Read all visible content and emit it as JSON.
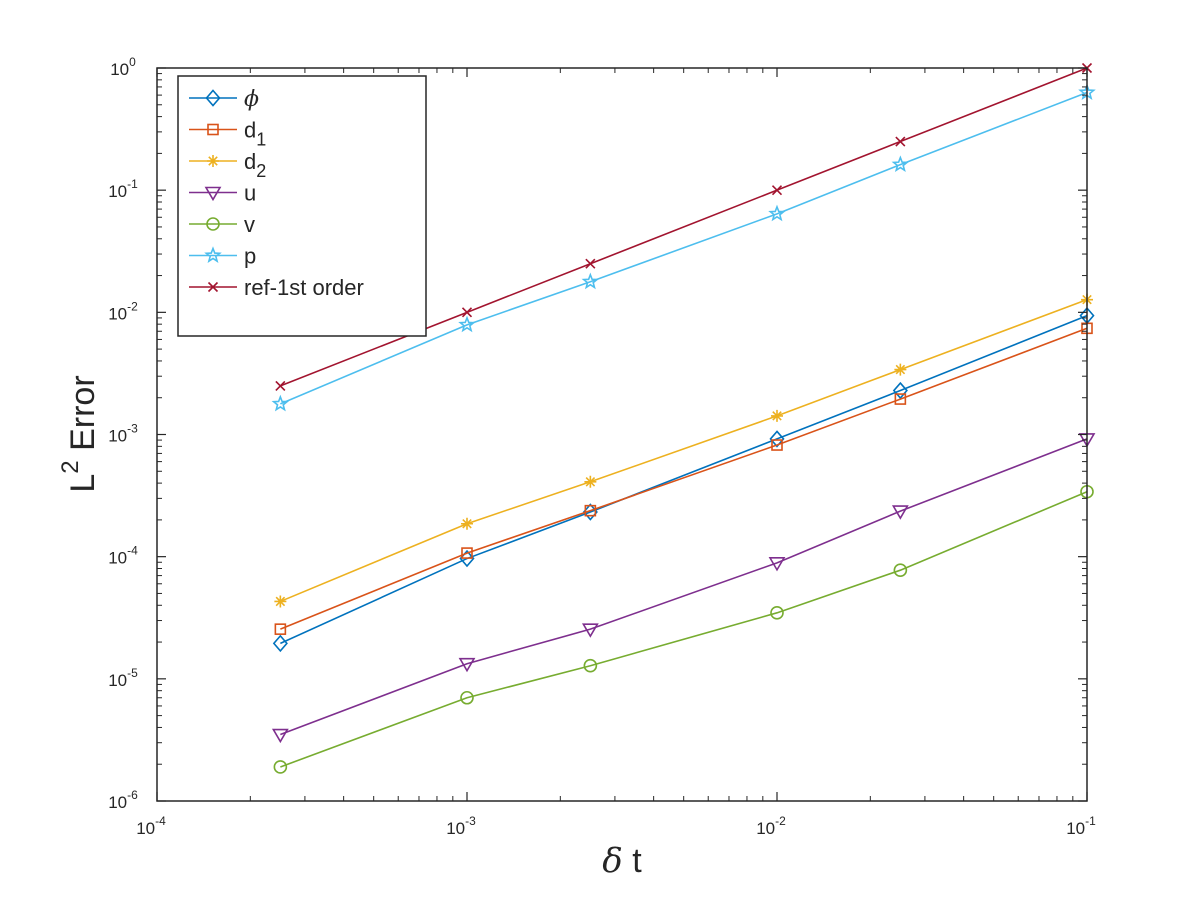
{
  "chart_data": {
    "type": "line",
    "xscale": "log",
    "yscale": "log",
    "xlim": [
      0.0001,
      0.1
    ],
    "ylim": [
      1e-06,
      1
    ],
    "grid": false,
    "legend_placement": "top-left",
    "xlabel": {
      "main": "δ",
      "rest": " t"
    },
    "ylabel": {
      "main": "L",
      "sup": "2",
      "rest": " Error"
    },
    "x_ticks": [
      {
        "base": "10",
        "exp": "-4",
        "value": 0.0001
      },
      {
        "base": "10",
        "exp": "-3",
        "value": 0.001
      },
      {
        "base": "10",
        "exp": "-2",
        "value": 0.01
      },
      {
        "base": "10",
        "exp": "-1",
        "value": 0.1
      }
    ],
    "y_ticks": [
      {
        "base": "10",
        "exp": "-6",
        "value": 1e-06
      },
      {
        "base": "10",
        "exp": "-5",
        "value": 1e-05
      },
      {
        "base": "10",
        "exp": "-4",
        "value": 0.0001
      },
      {
        "base": "10",
        "exp": "-3",
        "value": 0.001
      },
      {
        "base": "10",
        "exp": "-2",
        "value": 0.01
      },
      {
        "base": "10",
        "exp": "-1",
        "value": 0.1
      },
      {
        "base": "10",
        "exp": "0",
        "value": 1
      }
    ],
    "x": [
      0.00025,
      0.001,
      0.0025,
      0.01,
      0.025,
      0.1
    ],
    "series": [
      {
        "name": "ϕ",
        "name_parts": {
          "main": "ϕ",
          "sub": "",
          "italic": true
        },
        "color": "#0072BD",
        "marker": "diamond",
        "values": [
          1.95e-05,
          9.65e-05,
          0.000232,
          0.00092,
          0.00229,
          0.0094
        ]
      },
      {
        "name": "d1",
        "name_parts": {
          "main": "d",
          "sub": "1",
          "italic": false
        },
        "color": "#D95319",
        "marker": "square",
        "values": [
          2.55e-05,
          0.000107,
          0.000238,
          0.00082,
          0.00195,
          0.0074
        ]
      },
      {
        "name": "d2",
        "name_parts": {
          "main": "d",
          "sub": "2",
          "italic": false
        },
        "color": "#EDB120",
        "marker": "asterisk",
        "values": [
          4.3e-05,
          0.000186,
          0.00041,
          0.00142,
          0.0034,
          0.0127
        ]
      },
      {
        "name": "u",
        "name_parts": {
          "main": "u",
          "sub": "",
          "italic": false
        },
        "color": "#7E2F8E",
        "marker": "triangle-down",
        "values": [
          3.5e-06,
          1.33e-05,
          2.55e-05,
          8.9e-05,
          0.000236,
          0.00092
        ]
      },
      {
        "name": "v",
        "name_parts": {
          "main": "v",
          "sub": "",
          "italic": false
        },
        "color": "#77AC30",
        "marker": "circle",
        "values": [
          1.9e-06,
          7e-06,
          1.28e-05,
          3.47e-05,
          7.75e-05,
          0.00034
        ]
      },
      {
        "name": "p",
        "name_parts": {
          "main": "p",
          "sub": "",
          "italic": false
        },
        "color": "#4DBEEE",
        "marker": "star",
        "values": [
          0.00178,
          0.0079,
          0.0178,
          0.064,
          0.162,
          0.63
        ]
      },
      {
        "name": "ref-1st order",
        "name_parts": {
          "main": "ref-1st order",
          "sub": "",
          "italic": false
        },
        "color": "#A2142F",
        "marker": "x",
        "values": [
          0.0025,
          0.01,
          0.025,
          0.1,
          0.25,
          1
        ]
      }
    ]
  }
}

| Stated exercise |
Make an exact copy of every record, pictures excluded.

| Result below |
Read all visible content and emit it as JSON.
{
  "chart_data": {
    "type": "line",
    "xscale": "log",
    "yscale": "log",
    "xlim": [
      0.0001,
      0.1
    ],
    "ylim": [
      1e-06,
      1
    ],
    "grid": false,
    "legend_placement": "top-left",
    "xlabel": {
      "main": "δ",
      "rest": " t"
    },
    "ylabel": {
      "main": "L",
      "sup": "2",
      "rest": " Error"
    },
    "x_ticks": [
      {
        "base": "10",
        "exp": "-4",
        "value": 0.0001
      },
      {
        "base": "10",
        "exp": "-3",
        "value": 0.001
      },
      {
        "base": "10",
        "exp": "-2",
        "value": 0.01
      },
      {
        "base": "10",
        "exp": "-1",
        "value": 0.1
      }
    ],
    "y_ticks": [
      {
        "base": "10",
        "exp": "-6",
        "value": 1e-06
      },
      {
        "base": "10",
        "exp": "-5",
        "value": 1e-05
      },
      {
        "base": "10",
        "exp": "-4",
        "value": 0.0001
      },
      {
        "base": "10",
        "exp": "-3",
        "value": 0.001
      },
      {
        "base": "10",
        "exp": "-2",
        "value": 0.01
      },
      {
        "base": "10",
        "exp": "-1",
        "value": 0.1
      },
      {
        "base": "10",
        "exp": "0",
        "value": 1
      }
    ],
    "x": [
      0.00025,
      0.001,
      0.0025,
      0.01,
      0.025,
      0.1
    ],
    "series": [
      {
        "name": "ϕ",
        "name_parts": {
          "main": "ϕ",
          "sub": "",
          "italic": true
        },
        "color": "#0072BD",
        "marker": "diamond",
        "values": [
          1.95e-05,
          9.65e-05,
          0.000232,
          0.00092,
          0.00229,
          0.0094
        ]
      },
      {
        "name": "d1",
        "name_parts": {
          "main": "d",
          "sub": "1",
          "italic": false
        },
        "color": "#D95319",
        "marker": "square",
        "values": [
          2.55e-05,
          0.000107,
          0.000238,
          0.00082,
          0.00195,
          0.0074
        ]
      },
      {
        "name": "d2",
        "name_parts": {
          "main": "d",
          "sub": "2",
          "italic": false
        },
        "color": "#EDB120",
        "marker": "asterisk",
        "values": [
          4.3e-05,
          0.000186,
          0.00041,
          0.00142,
          0.0034,
          0.0127
        ]
      },
      {
        "name": "u",
        "name_parts": {
          "main": "u",
          "sub": "",
          "italic": false
        },
        "color": "#7E2F8E",
        "marker": "triangle-down",
        "values": [
          3.5e-06,
          1.33e-05,
          2.55e-05,
          8.9e-05,
          0.000236,
          0.00092
        ]
      },
      {
        "name": "v",
        "name_parts": {
          "main": "v",
          "sub": "",
          "italic": false
        },
        "color": "#77AC30",
        "marker": "circle",
        "values": [
          1.9e-06,
          7e-06,
          1.28e-05,
          3.47e-05,
          7.75e-05,
          0.00034
        ]
      },
      {
        "name": "p",
        "name_parts": {
          "main": "p",
          "sub": "",
          "italic": false
        },
        "color": "#4DBEEE",
        "marker": "star",
        "values": [
          0.00178,
          0.0079,
          0.0178,
          0.064,
          0.162,
          0.63
        ]
      },
      {
        "name": "ref-1st order",
        "name_parts": {
          "main": "ref-1st order",
          "sub": "",
          "italic": false
        },
        "color": "#A2142F",
        "marker": "x",
        "values": [
          0.0025,
          0.01,
          0.025,
          0.1,
          0.25,
          1
        ]
      }
    ]
  }
}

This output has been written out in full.